▸ **TASK**:
Can you output the material exactly as written, minus any pictures it holds?
== DATA PROVIDED ==
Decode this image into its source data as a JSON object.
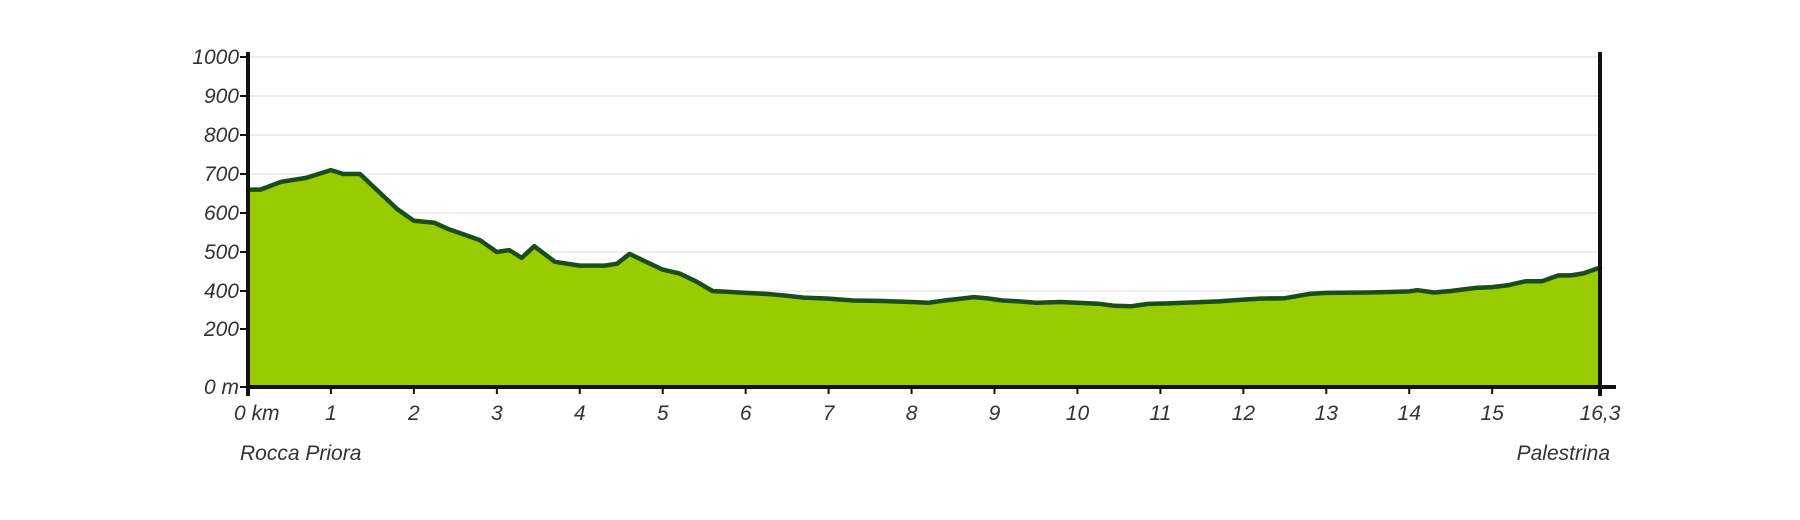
{
  "chart_data": {
    "type": "area",
    "title": "",
    "xlabel": "",
    "ylabel": "",
    "xlim": [
      0,
      16.3
    ],
    "ylim": [
      0,
      1000
    ],
    "x_ticks": [
      {
        "value": 0,
        "label": "0 km"
      },
      {
        "value": 1,
        "label": "1"
      },
      {
        "value": 2,
        "label": "2"
      },
      {
        "value": 3,
        "label": "3"
      },
      {
        "value": 4,
        "label": "4"
      },
      {
        "value": 5,
        "label": "5"
      },
      {
        "value": 6,
        "label": "6"
      },
      {
        "value": 7,
        "label": "7"
      },
      {
        "value": 8,
        "label": "8"
      },
      {
        "value": 9,
        "label": "9"
      },
      {
        "value": 10,
        "label": "10"
      },
      {
        "value": 11,
        "label": "11"
      },
      {
        "value": 12,
        "label": "12"
      },
      {
        "value": 13,
        "label": "13"
      },
      {
        "value": 14,
        "label": "14"
      },
      {
        "value": 15,
        "label": "15"
      },
      {
        "value": 16.3,
        "label": "16,3"
      }
    ],
    "y_ticks": [
      {
        "value": 0,
        "label": "0 m"
      },
      {
        "value": 200,
        "label": "200"
      },
      {
        "value": 400,
        "label": "400"
      },
      {
        "value": 500,
        "label": "500"
      },
      {
        "value": 600,
        "label": "600"
      },
      {
        "value": 700,
        "label": "700"
      },
      {
        "value": 800,
        "label": "800"
      },
      {
        "value": 900,
        "label": "900"
      },
      {
        "value": 1000,
        "label": "1000"
      }
    ],
    "grid": true,
    "start_label": "Rocca Priora",
    "end_label": "Palestrina",
    "fill_color": "#99cc00",
    "line_color": "#1a4d1a",
    "series": [
      {
        "x": [
          0,
          0.15,
          0.4,
          0.7,
          1.0,
          1.15,
          1.35,
          1.5,
          1.8,
          2.0,
          2.25,
          2.4,
          2.6,
          2.8,
          3.0,
          3.15,
          3.3,
          3.45,
          3.7,
          4.0,
          4.3,
          4.45,
          4.6,
          4.8,
          5.0,
          5.2,
          5.4,
          5.6,
          5.8,
          6.0,
          6.25,
          6.5,
          6.7,
          7.0,
          7.3,
          7.6,
          8.0,
          8.2,
          8.4,
          8.6,
          8.75,
          8.9,
          9.1,
          9.3,
          9.5,
          9.8,
          10.0,
          10.25,
          10.45,
          10.65,
          10.85,
          11.1,
          11.4,
          11.7,
          12.0,
          12.2,
          12.5,
          12.8,
          13.0,
          13.5,
          14.0,
          14.1,
          14.3,
          14.5,
          14.8,
          15.0,
          15.2,
          15.4,
          15.6,
          15.8,
          15.95,
          16.1,
          16.3
        ],
        "y": [
          660,
          660,
          680,
          690,
          710,
          700,
          700,
          670,
          610,
          580,
          575,
          560,
          545,
          530,
          500,
          505,
          485,
          515,
          475,
          465,
          465,
          470,
          495,
          475,
          455,
          445,
          425,
          400,
          395,
          390,
          385,
          375,
          365,
          360,
          350,
          348,
          342,
          338,
          350,
          360,
          368,
          362,
          350,
          345,
          338,
          342,
          338,
          333,
          322,
          320,
          332,
          335,
          340,
          345,
          355,
          360,
          362,
          385,
          390,
          392,
          398,
          402,
          392,
          400,
          408,
          410,
          415,
          425,
          425,
          440,
          440,
          445,
          460
        ]
      }
    ]
  }
}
===
▸ **SOLUTION**:
Decode this image into its source data as a JSON object.
{
  "chart_data": {
    "type": "area",
    "title": "",
    "xlabel": "",
    "ylabel": "",
    "xlim": [
      0,
      16.3
    ],
    "ylim": [
      0,
      1000
    ],
    "x_ticks": [
      {
        "value": 0,
        "label": "0 km"
      },
      {
        "value": 1,
        "label": "1"
      },
      {
        "value": 2,
        "label": "2"
      },
      {
        "value": 3,
        "label": "3"
      },
      {
        "value": 4,
        "label": "4"
      },
      {
        "value": 5,
        "label": "5"
      },
      {
        "value": 6,
        "label": "6"
      },
      {
        "value": 7,
        "label": "7"
      },
      {
        "value": 8,
        "label": "8"
      },
      {
        "value": 9,
        "label": "9"
      },
      {
        "value": 10,
        "label": "10"
      },
      {
        "value": 11,
        "label": "11"
      },
      {
        "value": 12,
        "label": "12"
      },
      {
        "value": 13,
        "label": "13"
      },
      {
        "value": 14,
        "label": "14"
      },
      {
        "value": 15,
        "label": "15"
      },
      {
        "value": 16.3,
        "label": "16,3"
      }
    ],
    "y_ticks": [
      {
        "value": 0,
        "label": "0 m"
      },
      {
        "value": 200,
        "label": "200"
      },
      {
        "value": 400,
        "label": "400"
      },
      {
        "value": 500,
        "label": "500"
      },
      {
        "value": 600,
        "label": "600"
      },
      {
        "value": 700,
        "label": "700"
      },
      {
        "value": 800,
        "label": "800"
      },
      {
        "value": 900,
        "label": "900"
      },
      {
        "value": 1000,
        "label": "1000"
      }
    ],
    "grid": true,
    "start_label": "Rocca Priora",
    "end_label": "Palestrina",
    "fill_color": "#99cc00",
    "line_color": "#1a4d1a",
    "series": [
      {
        "x": [
          0,
          0.15,
          0.4,
          0.7,
          1.0,
          1.15,
          1.35,
          1.5,
          1.8,
          2.0,
          2.25,
          2.4,
          2.6,
          2.8,
          3.0,
          3.15,
          3.3,
          3.45,
          3.7,
          4.0,
          4.3,
          4.45,
          4.6,
          4.8,
          5.0,
          5.2,
          5.4,
          5.6,
          5.8,
          6.0,
          6.25,
          6.5,
          6.7,
          7.0,
          7.3,
          7.6,
          8.0,
          8.2,
          8.4,
          8.6,
          8.75,
          8.9,
          9.1,
          9.3,
          9.5,
          9.8,
          10.0,
          10.25,
          10.45,
          10.65,
          10.85,
          11.1,
          11.4,
          11.7,
          12.0,
          12.2,
          12.5,
          12.8,
          13.0,
          13.5,
          14.0,
          14.1,
          14.3,
          14.5,
          14.8,
          15.0,
          15.2,
          15.4,
          15.6,
          15.8,
          15.95,
          16.1,
          16.3
        ],
        "y": [
          660,
          660,
          680,
          690,
          710,
          700,
          700,
          670,
          610,
          580,
          575,
          560,
          545,
          530,
          500,
          505,
          485,
          515,
          475,
          465,
          465,
          470,
          495,
          475,
          455,
          445,
          425,
          400,
          395,
          390,
          385,
          375,
          365,
          360,
          350,
          348,
          342,
          338,
          350,
          360,
          368,
          362,
          350,
          345,
          338,
          342,
          338,
          333,
          322,
          320,
          332,
          335,
          340,
          345,
          355,
          360,
          362,
          385,
          390,
          392,
          398,
          402,
          392,
          400,
          408,
          410,
          415,
          425,
          425,
          440,
          440,
          445,
          460
        ]
      }
    ]
  }
}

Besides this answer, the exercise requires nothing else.